* _Exercise brief_: Check each line of the material below for "entwickelt", then copy the ones that contain it.

Records from a collection of figures
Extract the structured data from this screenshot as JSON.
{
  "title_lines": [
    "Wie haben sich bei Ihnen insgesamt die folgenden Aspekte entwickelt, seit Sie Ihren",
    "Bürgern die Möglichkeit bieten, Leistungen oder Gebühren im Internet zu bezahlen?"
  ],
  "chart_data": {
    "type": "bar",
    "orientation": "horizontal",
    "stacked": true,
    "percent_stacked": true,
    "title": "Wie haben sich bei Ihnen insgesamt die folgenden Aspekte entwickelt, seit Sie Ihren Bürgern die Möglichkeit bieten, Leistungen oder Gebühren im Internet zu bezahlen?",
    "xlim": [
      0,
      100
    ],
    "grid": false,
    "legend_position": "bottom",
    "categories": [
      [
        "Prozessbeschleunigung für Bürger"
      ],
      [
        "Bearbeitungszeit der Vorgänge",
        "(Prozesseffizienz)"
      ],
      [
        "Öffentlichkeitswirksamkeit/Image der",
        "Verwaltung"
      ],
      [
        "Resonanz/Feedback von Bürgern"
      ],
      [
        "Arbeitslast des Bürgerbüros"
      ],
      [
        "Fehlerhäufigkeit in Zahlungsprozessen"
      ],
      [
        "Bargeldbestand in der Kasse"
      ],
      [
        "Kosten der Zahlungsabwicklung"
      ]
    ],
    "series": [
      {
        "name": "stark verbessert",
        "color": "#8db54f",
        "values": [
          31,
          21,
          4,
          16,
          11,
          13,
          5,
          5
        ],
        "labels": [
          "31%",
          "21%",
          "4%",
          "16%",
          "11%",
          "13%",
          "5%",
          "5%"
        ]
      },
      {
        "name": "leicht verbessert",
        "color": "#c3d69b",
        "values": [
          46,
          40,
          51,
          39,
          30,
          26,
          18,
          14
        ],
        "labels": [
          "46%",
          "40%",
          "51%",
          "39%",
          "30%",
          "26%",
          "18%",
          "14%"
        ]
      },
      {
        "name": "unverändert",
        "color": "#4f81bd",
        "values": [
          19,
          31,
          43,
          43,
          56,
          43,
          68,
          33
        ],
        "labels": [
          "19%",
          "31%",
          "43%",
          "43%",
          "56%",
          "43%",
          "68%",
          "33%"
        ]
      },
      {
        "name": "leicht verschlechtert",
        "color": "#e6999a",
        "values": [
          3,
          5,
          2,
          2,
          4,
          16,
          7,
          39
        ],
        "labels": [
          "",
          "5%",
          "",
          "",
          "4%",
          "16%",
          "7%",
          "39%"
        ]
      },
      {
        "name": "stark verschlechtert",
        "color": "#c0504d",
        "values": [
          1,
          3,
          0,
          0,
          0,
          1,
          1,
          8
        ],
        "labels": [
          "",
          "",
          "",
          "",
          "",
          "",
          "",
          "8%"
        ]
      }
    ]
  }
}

* _Full response_:
    "Wie haben sich bei Ihnen insgesamt die folgenden Aspekte entwickelt, seit Sie Ihren",
    "title": "Wie haben sich bei Ihnen insgesamt die folgenden Aspekte entwickelt, seit Sie Ihren Bürgern die Möglichkeit bieten, Leistungen oder Gebühren im Internet zu bezahlen?",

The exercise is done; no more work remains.